TASK PROMPT
Identify all lines in the data containing the string "relative". Copy them out.

DATA PROVIDED
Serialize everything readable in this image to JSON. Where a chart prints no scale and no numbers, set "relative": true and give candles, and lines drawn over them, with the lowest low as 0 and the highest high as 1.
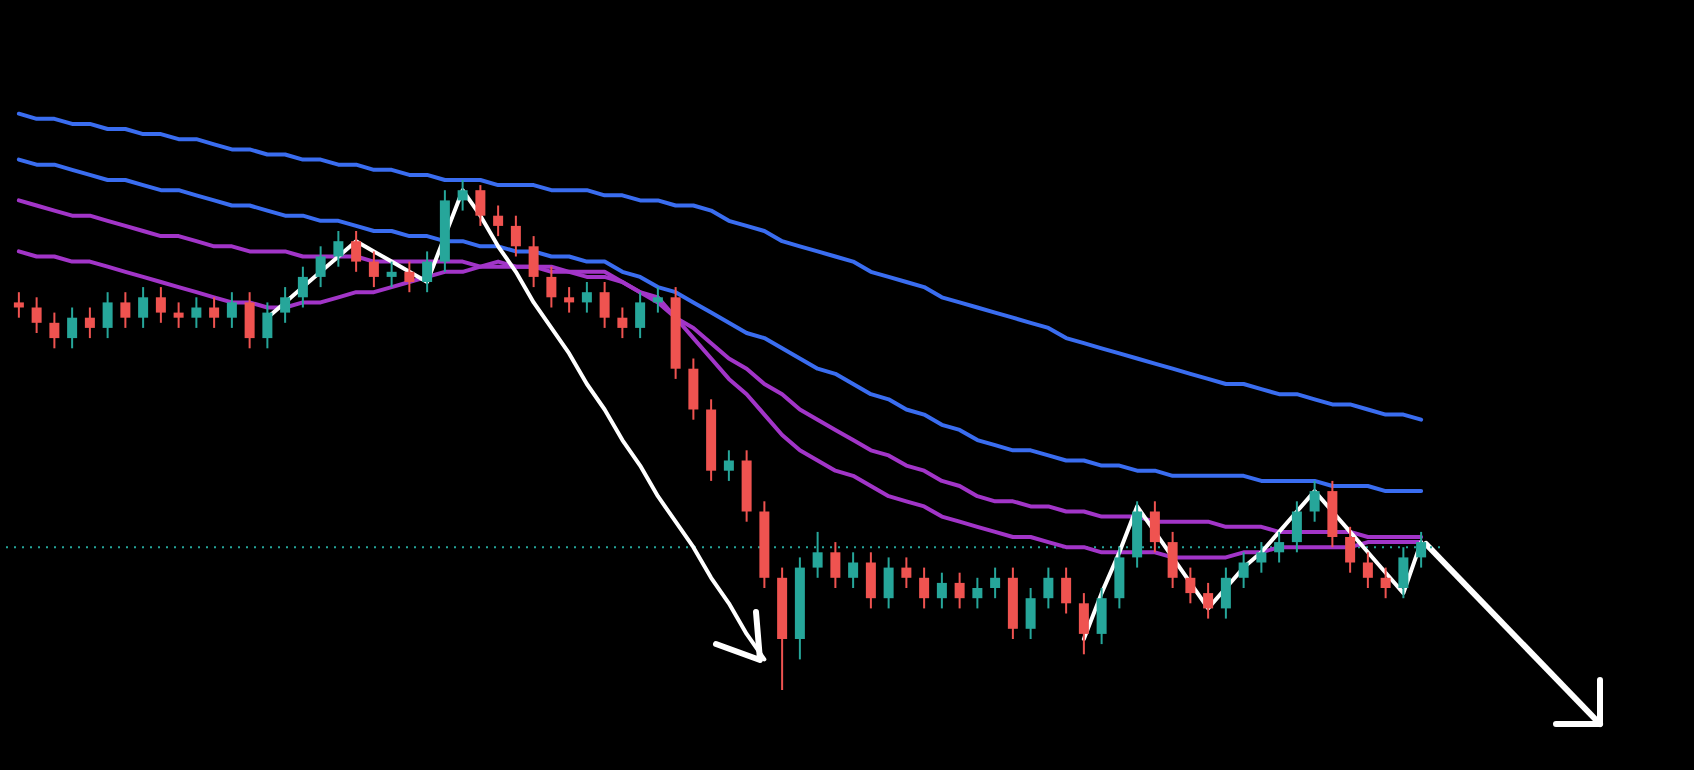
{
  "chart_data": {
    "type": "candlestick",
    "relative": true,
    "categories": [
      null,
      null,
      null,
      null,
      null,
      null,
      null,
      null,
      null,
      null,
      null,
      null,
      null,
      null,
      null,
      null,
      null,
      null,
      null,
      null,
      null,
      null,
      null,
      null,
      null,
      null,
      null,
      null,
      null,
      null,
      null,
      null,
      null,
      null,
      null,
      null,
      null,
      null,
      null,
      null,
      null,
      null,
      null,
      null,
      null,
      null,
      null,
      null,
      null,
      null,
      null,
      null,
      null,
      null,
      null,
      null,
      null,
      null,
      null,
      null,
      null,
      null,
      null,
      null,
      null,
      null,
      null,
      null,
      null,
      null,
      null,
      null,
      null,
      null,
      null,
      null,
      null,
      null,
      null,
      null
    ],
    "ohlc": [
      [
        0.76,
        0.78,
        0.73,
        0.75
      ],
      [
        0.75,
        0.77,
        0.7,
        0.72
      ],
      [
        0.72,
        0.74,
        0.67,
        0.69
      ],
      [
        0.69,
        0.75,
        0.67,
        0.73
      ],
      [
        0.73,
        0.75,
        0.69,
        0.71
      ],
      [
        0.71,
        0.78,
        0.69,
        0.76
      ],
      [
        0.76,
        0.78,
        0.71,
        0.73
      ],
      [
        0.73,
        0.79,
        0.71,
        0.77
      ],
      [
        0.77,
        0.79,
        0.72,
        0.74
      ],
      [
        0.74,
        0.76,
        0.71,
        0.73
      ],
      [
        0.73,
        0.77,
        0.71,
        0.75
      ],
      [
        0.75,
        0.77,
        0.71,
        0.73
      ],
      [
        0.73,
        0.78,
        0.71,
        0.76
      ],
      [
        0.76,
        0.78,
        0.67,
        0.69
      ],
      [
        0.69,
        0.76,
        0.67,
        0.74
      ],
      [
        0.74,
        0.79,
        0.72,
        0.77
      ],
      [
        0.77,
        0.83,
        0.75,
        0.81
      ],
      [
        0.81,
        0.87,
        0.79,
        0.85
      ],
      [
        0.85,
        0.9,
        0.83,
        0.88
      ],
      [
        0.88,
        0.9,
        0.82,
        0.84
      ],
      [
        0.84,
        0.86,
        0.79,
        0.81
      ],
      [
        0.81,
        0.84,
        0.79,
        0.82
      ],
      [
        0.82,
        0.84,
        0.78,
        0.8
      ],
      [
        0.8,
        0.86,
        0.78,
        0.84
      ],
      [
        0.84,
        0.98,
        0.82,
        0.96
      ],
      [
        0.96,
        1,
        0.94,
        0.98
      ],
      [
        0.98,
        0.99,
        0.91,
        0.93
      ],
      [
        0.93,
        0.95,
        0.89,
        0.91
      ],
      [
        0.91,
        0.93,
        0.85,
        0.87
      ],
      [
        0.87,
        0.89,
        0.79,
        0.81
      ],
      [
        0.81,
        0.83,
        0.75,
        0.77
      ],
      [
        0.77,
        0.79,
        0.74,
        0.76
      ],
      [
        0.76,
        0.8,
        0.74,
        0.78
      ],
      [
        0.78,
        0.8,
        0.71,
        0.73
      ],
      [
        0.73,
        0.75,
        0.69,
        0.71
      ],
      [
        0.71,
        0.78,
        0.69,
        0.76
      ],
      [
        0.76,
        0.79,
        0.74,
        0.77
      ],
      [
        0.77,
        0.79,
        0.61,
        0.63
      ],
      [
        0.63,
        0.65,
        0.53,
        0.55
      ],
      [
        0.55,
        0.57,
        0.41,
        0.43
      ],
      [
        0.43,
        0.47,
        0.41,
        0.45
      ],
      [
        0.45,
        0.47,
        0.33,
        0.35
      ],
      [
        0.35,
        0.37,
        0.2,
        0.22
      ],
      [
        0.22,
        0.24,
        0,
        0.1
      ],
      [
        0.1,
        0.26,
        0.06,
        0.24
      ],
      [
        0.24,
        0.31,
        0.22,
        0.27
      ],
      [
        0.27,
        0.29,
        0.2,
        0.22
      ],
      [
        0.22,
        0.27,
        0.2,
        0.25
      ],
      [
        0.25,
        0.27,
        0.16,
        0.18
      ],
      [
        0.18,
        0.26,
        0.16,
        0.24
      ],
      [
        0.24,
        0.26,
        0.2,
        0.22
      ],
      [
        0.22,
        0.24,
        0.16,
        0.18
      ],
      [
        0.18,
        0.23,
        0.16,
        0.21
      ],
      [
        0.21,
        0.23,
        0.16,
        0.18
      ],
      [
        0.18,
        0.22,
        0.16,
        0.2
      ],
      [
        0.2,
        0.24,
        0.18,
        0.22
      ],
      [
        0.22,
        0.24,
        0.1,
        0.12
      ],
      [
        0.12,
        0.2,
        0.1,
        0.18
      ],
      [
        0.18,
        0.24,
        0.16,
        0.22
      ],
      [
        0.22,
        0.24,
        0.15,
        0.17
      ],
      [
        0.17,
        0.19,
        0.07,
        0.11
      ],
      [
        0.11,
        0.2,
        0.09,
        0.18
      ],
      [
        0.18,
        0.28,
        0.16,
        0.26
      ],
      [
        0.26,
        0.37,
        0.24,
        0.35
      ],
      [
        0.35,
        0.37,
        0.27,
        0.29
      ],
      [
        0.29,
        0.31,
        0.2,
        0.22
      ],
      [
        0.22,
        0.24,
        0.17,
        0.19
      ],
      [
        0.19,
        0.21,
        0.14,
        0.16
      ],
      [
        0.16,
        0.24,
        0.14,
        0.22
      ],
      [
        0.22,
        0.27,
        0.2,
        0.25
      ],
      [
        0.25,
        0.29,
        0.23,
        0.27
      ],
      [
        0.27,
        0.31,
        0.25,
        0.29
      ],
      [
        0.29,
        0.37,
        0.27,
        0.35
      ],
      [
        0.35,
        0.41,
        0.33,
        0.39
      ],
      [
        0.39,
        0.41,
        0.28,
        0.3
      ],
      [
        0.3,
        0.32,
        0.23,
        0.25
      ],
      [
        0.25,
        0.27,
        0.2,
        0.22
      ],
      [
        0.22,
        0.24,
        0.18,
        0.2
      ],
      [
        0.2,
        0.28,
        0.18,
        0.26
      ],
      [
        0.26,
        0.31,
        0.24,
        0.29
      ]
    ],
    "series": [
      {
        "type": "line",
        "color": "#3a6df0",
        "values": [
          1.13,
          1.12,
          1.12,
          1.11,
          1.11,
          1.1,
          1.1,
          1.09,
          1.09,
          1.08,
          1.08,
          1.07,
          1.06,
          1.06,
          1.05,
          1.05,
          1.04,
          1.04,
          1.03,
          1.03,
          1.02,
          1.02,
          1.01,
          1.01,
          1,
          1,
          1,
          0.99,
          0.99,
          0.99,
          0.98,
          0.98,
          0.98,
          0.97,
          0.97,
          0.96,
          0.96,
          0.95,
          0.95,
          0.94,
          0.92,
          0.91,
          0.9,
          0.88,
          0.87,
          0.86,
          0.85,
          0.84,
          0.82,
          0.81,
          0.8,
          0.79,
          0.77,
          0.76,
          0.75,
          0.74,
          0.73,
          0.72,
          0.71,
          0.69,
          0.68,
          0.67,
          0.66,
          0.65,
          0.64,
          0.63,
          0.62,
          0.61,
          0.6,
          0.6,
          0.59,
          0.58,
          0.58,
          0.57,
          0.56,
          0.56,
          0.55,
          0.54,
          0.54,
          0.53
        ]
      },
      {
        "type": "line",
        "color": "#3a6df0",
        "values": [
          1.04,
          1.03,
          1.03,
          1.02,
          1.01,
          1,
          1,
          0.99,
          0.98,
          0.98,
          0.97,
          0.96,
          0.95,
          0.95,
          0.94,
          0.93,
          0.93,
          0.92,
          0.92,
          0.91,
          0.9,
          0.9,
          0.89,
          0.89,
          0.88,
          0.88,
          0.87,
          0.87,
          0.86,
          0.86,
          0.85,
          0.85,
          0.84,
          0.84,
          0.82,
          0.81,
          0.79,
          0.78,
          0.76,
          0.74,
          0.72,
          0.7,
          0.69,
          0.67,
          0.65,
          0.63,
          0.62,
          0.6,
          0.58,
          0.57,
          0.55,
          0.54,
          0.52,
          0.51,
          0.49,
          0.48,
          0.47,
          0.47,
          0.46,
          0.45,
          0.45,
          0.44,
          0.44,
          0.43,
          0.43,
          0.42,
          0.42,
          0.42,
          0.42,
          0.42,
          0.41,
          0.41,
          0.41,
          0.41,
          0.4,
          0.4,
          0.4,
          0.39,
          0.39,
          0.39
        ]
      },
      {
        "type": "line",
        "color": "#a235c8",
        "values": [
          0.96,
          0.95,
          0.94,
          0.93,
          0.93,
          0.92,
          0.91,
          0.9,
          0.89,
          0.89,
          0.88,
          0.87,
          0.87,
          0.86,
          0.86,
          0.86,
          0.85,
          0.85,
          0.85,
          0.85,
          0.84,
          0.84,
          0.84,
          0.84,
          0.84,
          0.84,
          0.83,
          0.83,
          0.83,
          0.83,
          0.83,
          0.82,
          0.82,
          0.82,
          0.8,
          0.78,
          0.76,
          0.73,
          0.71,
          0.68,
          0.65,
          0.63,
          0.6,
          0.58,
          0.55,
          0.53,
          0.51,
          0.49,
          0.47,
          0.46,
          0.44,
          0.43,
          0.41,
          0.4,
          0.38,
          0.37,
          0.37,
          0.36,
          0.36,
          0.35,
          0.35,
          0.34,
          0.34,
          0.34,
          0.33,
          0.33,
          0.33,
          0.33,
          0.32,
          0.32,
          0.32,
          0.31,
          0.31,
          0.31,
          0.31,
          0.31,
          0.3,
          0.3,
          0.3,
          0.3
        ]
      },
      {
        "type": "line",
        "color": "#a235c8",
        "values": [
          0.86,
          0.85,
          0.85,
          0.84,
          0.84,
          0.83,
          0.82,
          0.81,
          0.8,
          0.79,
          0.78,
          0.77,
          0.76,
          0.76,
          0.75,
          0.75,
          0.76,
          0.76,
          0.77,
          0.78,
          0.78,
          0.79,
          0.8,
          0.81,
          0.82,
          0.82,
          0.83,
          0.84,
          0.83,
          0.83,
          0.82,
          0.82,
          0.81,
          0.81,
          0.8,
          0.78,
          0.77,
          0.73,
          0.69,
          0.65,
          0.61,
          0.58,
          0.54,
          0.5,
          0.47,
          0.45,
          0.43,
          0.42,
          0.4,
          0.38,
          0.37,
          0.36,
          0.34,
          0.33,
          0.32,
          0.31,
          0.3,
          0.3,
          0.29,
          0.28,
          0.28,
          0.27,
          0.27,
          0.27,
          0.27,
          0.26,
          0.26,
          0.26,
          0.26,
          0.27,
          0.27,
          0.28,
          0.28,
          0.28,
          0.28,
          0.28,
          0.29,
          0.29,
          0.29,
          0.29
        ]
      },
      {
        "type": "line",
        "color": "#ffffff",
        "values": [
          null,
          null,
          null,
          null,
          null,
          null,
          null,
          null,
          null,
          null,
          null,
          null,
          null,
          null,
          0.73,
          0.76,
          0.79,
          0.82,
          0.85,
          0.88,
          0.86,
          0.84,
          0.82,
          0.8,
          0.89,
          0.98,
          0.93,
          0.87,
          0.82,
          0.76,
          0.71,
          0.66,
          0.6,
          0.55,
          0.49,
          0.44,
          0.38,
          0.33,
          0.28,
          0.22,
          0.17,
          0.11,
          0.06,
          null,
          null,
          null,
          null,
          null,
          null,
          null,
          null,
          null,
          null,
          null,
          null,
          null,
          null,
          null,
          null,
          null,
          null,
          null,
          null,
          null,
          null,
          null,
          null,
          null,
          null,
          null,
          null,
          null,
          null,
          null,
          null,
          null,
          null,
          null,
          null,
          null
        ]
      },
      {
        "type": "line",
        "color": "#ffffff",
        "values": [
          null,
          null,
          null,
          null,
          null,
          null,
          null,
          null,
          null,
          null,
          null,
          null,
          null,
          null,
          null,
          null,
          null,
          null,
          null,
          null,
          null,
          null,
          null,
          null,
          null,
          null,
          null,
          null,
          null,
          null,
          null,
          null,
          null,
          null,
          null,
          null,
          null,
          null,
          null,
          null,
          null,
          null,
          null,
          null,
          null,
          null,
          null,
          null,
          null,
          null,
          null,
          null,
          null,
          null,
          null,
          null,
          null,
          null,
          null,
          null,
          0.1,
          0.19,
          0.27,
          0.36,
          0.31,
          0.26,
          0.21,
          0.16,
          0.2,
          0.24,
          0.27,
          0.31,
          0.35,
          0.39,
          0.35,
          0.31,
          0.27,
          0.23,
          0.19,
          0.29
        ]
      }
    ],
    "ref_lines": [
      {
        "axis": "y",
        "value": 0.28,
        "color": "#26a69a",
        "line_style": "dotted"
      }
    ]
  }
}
--
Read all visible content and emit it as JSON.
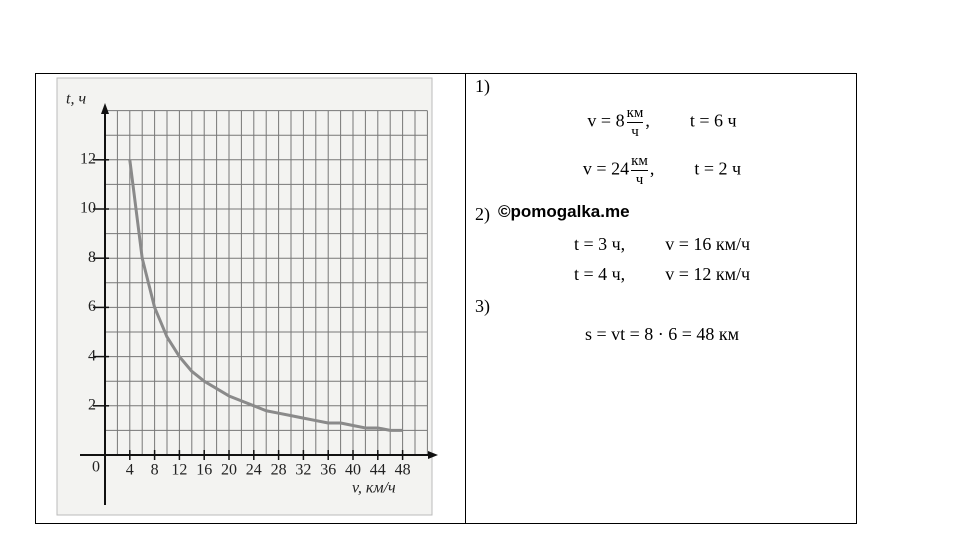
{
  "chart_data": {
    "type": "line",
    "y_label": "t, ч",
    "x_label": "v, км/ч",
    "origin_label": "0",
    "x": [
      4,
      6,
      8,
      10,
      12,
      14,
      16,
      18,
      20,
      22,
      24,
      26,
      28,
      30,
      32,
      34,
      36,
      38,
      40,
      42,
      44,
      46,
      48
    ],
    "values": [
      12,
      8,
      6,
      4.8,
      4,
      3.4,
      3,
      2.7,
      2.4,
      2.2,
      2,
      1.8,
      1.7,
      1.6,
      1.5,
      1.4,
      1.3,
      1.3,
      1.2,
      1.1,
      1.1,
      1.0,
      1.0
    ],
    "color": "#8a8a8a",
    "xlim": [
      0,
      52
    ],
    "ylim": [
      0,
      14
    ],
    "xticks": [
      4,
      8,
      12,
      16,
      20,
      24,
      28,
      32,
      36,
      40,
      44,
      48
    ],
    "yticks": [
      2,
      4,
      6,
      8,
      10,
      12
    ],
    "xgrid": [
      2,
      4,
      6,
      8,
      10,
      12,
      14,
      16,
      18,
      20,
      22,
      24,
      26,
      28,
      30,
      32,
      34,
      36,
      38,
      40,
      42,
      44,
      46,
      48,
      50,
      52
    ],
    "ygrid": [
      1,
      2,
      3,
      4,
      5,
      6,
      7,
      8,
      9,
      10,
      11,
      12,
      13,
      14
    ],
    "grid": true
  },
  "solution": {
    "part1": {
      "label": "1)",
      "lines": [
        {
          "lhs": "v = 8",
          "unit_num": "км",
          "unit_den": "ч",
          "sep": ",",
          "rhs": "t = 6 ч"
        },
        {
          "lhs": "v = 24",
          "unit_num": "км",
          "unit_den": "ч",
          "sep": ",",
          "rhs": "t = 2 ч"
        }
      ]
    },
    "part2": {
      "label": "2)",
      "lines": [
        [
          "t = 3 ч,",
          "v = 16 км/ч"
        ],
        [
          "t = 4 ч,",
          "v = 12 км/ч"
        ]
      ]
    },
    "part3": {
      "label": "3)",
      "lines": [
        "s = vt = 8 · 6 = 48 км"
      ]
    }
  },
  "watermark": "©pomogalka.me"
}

SOLUTION TO THIS TASK
Serialize everything readable in this image to JSON. Where a chart prints no scale and no numbers, set "relative": true and give candles, and lines drawn over them, with the lowest low as 0 and the highest high as 1.
    "relative": true,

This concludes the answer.